Problem to work on
Each entry that follows is to be retyped exactly. Pictures do not belong in the copy.

-- -- --

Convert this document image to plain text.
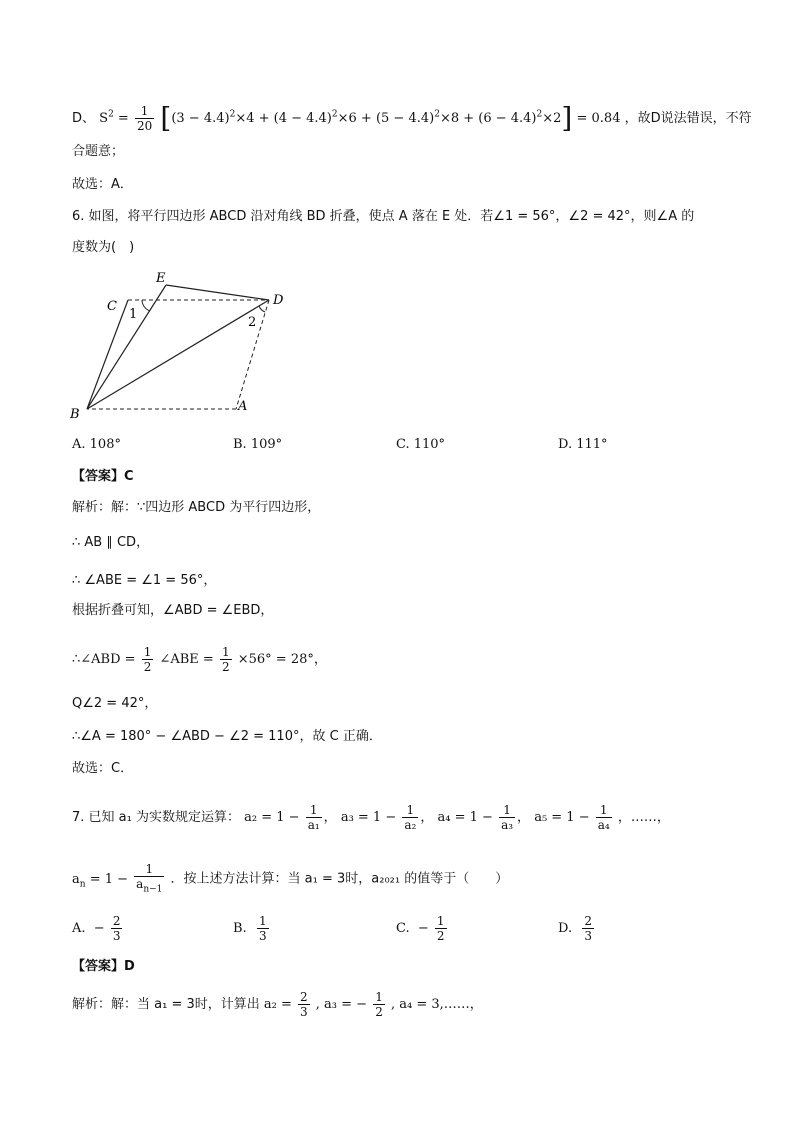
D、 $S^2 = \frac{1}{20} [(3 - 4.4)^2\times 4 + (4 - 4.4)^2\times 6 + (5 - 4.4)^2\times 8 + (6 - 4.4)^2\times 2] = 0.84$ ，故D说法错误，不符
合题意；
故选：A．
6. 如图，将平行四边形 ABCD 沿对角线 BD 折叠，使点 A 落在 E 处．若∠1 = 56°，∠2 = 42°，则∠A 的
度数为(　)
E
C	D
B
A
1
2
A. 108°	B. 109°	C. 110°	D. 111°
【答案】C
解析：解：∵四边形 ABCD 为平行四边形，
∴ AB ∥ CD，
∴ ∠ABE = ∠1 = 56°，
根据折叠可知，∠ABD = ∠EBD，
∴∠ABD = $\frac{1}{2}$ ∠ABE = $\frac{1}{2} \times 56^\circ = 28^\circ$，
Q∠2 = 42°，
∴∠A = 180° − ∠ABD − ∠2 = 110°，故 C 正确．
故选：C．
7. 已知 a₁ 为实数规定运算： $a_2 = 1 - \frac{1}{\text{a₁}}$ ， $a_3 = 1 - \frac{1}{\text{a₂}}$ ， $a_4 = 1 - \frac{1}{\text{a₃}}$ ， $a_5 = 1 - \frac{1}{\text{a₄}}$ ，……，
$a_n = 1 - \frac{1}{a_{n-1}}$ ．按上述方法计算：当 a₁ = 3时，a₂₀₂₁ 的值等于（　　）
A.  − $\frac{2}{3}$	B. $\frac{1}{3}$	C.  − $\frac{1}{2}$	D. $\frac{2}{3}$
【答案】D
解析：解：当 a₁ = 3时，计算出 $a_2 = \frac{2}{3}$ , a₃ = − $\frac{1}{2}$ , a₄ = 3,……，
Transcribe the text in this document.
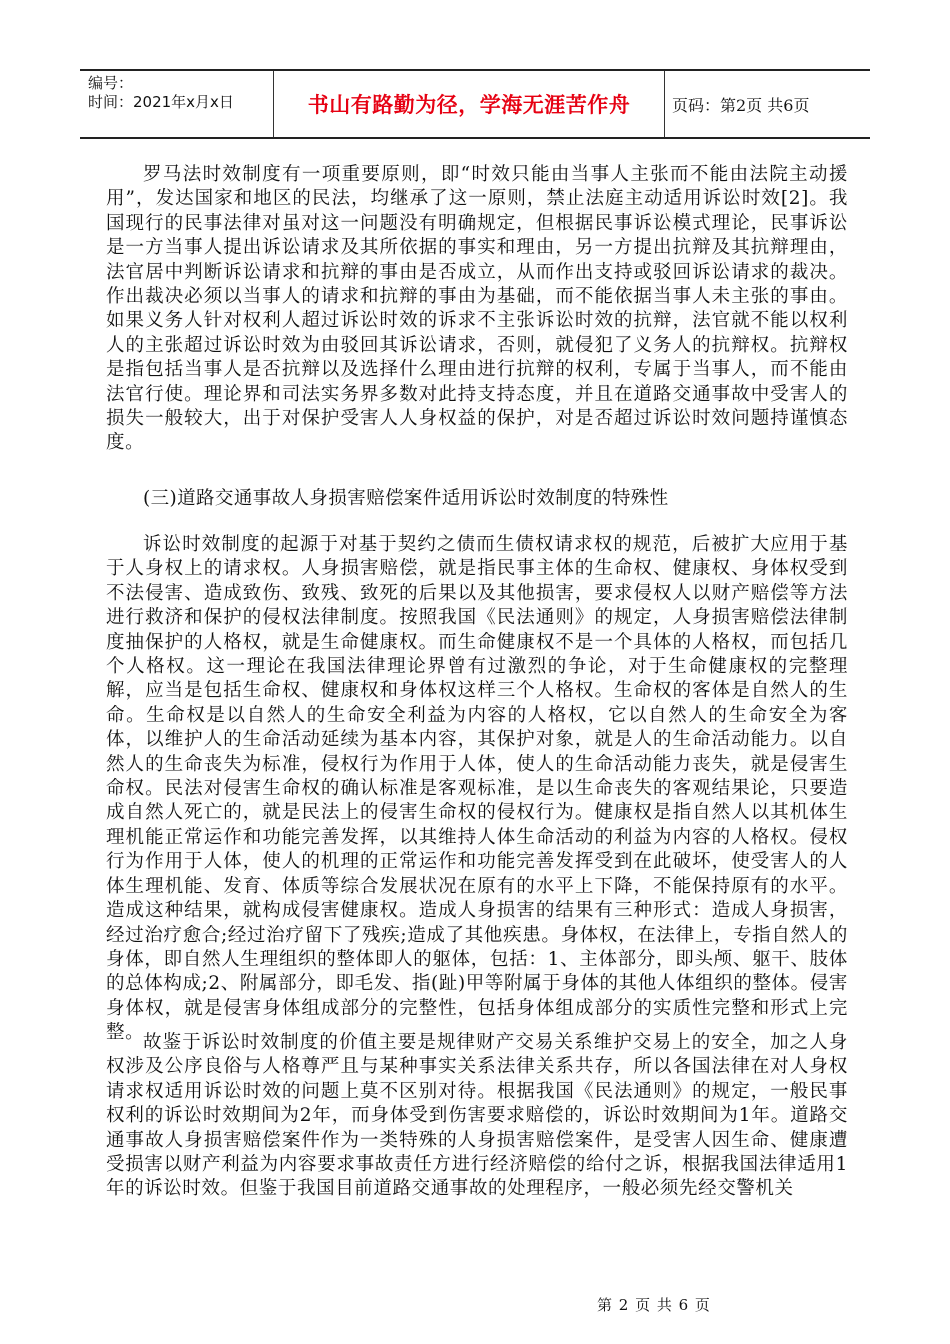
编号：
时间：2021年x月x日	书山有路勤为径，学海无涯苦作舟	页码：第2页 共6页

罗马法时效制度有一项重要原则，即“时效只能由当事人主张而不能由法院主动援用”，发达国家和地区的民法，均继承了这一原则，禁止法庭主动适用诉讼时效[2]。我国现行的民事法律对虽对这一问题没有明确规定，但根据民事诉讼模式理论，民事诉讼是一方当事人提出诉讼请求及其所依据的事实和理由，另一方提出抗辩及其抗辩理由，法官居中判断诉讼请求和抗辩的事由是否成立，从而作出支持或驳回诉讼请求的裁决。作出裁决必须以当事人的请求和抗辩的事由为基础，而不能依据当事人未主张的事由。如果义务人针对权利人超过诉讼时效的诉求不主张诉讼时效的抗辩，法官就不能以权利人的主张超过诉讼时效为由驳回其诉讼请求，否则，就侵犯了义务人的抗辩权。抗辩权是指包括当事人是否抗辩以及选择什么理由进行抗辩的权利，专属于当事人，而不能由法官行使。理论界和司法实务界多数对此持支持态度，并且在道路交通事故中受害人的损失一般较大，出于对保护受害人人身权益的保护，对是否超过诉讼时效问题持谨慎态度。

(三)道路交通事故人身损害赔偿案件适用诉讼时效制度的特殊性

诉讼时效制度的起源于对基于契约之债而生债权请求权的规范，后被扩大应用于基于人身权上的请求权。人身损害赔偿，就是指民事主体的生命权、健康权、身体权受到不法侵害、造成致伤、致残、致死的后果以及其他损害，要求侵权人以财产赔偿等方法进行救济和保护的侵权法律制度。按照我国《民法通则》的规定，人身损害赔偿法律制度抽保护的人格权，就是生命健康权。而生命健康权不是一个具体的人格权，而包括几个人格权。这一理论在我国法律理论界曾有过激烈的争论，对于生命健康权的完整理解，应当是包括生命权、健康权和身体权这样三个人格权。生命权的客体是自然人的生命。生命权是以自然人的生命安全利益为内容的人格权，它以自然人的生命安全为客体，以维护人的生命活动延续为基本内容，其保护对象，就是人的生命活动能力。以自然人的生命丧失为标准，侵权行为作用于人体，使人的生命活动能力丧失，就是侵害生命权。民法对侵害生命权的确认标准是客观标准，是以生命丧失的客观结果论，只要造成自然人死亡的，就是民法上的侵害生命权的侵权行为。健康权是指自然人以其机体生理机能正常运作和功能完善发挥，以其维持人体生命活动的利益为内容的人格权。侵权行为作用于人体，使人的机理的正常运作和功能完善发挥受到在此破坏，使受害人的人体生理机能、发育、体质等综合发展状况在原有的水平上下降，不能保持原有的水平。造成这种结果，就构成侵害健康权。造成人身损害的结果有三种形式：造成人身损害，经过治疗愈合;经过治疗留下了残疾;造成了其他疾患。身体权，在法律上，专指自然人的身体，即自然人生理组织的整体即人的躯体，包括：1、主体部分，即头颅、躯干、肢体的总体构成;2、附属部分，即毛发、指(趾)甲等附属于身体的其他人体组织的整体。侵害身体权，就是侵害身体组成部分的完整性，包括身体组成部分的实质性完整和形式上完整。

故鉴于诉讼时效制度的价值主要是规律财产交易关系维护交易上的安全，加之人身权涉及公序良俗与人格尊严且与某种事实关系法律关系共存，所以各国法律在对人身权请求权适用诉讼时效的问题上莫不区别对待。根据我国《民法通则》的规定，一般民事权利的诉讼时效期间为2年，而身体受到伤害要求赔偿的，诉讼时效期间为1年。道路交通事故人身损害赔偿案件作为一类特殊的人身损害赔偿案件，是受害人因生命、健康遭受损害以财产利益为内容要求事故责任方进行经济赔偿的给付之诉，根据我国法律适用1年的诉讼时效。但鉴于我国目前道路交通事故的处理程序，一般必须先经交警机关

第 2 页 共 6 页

-- -- --

Output
Convert this document image to plain text.
D、 $S^2 = \frac{1}{20} [(3 - 4.4)^2\times 4 + (4 - 4.4)^2\times 6 + (5 - 4.4)^2\times 8 + (6 - 4.4)^2\times 2] = 0.84$ ，故D说法错误，不符
合题意；
故选：A．
6. 如图，将平行四边形 ABCD 沿对角线 BD 折叠，使点 A 落在 E 处．若∠1 = 56°，∠2 = 42°，则∠A 的
度数为(　)
E
C	D
B
A
1
2
A. 108°	B. 109°	C. 110°	D. 111°
【答案】C
解析：解：∵四边形 ABCD 为平行四边形，
∴ AB ∥ CD，
∴ ∠ABE = ∠1 = 56°，
根据折叠可知，∠ABD = ∠EBD，
∴∠ABD = $\frac{1}{2}$ ∠ABE = $\frac{1}{2} \times 56^\circ = 28^\circ$，
Q∠2 = 42°，
∴∠A = 180° − ∠ABD − ∠2 = 110°，故 C 正确．
故选：C．
7. 已知 a₁ 为实数规定运算： $a_2 = 1 - \frac{1}{\text{a₁}}$ ， $a_3 = 1 - \frac{1}{\text{a₂}}$ ， $a_4 = 1 - \frac{1}{\text{a₃}}$ ， $a_5 = 1 - \frac{1}{\text{a₄}}$ ，……，
$a_n = 1 - \frac{1}{a_{n-1}}$ ．按上述方法计算：当 a₁ = 3时，a₂₀₂₁ 的值等于（　　）
A.  − $\frac{2}{3}$	B. $\frac{1}{3}$	C.  − $\frac{1}{2}$	D. $\frac{2}{3}$
【答案】D
解析：解：当 a₁ = 3时，计算出 $a_2 = \frac{2}{3}$ , a₃ = − $\frac{1}{2}$ , a₄ = 3,……，
Transcribe the text in this document.
编号：
时间：2021年x月x日	书山有路勤为径，学海无涯苦作舟	页码：第2页 共6页

罗马法时效制度有一项重要原则，即“时效只能由当事人主张而不能由法院主动援用”，发达国家和地区的民法，均继承了这一原则，禁止法庭主动适用诉讼时效[2]。我国现行的民事法律对虽对这一问题没有明确规定，但根据民事诉讼模式理论，民事诉讼是一方当事人提出诉讼请求及其所依据的事实和理由，另一方提出抗辩及其抗辩理由，法官居中判断诉讼请求和抗辩的事由是否成立，从而作出支持或驳回诉讼请求的裁决。作出裁决必须以当事人的请求和抗辩的事由为基础，而不能依据当事人未主张的事由。如果义务人针对权利人超过诉讼时效的诉求不主张诉讼时效的抗辩，法官就不能以权利人的主张超过诉讼时效为由驳回其诉讼请求，否则，就侵犯了义务人的抗辩权。抗辩权是指包括当事人是否抗辩以及选择什么理由进行抗辩的权利，专属于当事人，而不能由法官行使。理论界和司法实务界多数对此持支持态度，并且在道路交通事故中受害人的损失一般较大，出于对保护受害人人身权益的保护，对是否超过诉讼时效问题持谨慎态度。

(三)道路交通事故人身损害赔偿案件适用诉讼时效制度的特殊性

诉讼时效制度的起源于对基于契约之债而生债权请求权的规范，后被扩大应用于基于人身权上的请求权。人身损害赔偿，就是指民事主体的生命权、健康权、身体权受到不法侵害、造成致伤、致残、致死的后果以及其他损害，要求侵权人以财产赔偿等方法进行救济和保护的侵权法律制度。按照我国《民法通则》的规定，人身损害赔偿法律制度抽保护的人格权，就是生命健康权。而生命健康权不是一个具体的人格权，而包括几个人格权。这一理论在我国法律理论界曾有过激烈的争论，对于生命健康权的完整理解，应当是包括生命权、健康权和身体权这样三个人格权。生命权的客体是自然人的生命。生命权是以自然人的生命安全利益为内容的人格权，它以自然人的生命安全为客体，以维护人的生命活动延续为基本内容，其保护对象，就是人的生命活动能力。以自然人的生命丧失为标准，侵权行为作用于人体，使人的生命活动能力丧失，就是侵害生命权。民法对侵害生命权的确认标准是客观标准，是以生命丧失的客观结果论，只要造成自然人死亡的，就是民法上的侵害生命权的侵权行为。健康权是指自然人以其机体生理机能正常运作和功能完善发挥，以其维持人体生命活动的利益为内容的人格权。侵权行为作用于人体，使人的机理的正常运作和功能完善发挥受到在此破坏，使受害人的人体生理机能、发育、体质等综合发展状况在原有的水平上下降，不能保持原有的水平。造成这种结果，就构成侵害健康权。造成人身损害的结果有三种形式：造成人身损害，经过治疗愈合;经过治疗留下了残疾;造成了其他疾患。身体权，在法律上，专指自然人的身体，即自然人生理组织的整体即人的躯体，包括：1、主体部分，即头颅、躯干、肢体的总体构成;2、附属部分，即毛发、指(趾)甲等附属于身体的其他人体组织的整体。侵害身体权，就是侵害身体组成部分的完整性，包括身体组成部分的实质性完整和形式上完整。

故鉴于诉讼时效制度的价值主要是规律财产交易关系维护交易上的安全，加之人身权涉及公序良俗与人格尊严且与某种事实关系法律关系共存，所以各国法律在对人身权请求权适用诉讼时效的问题上莫不区别对待。根据我国《民法通则》的规定，一般民事权利的诉讼时效期间为2年，而身体受到伤害要求赔偿的，诉讼时效期间为1年。道路交通事故人身损害赔偿案件作为一类特殊的人身损害赔偿案件，是受害人因生命、健康遭受损害以财产利益为内容要求事故责任方进行经济赔偿的给付之诉，根据我国法律适用1年的诉讼时效。但鉴于我国目前道路交通事故的处理程序，一般必须先经交警机关

第 2 页 共 6 页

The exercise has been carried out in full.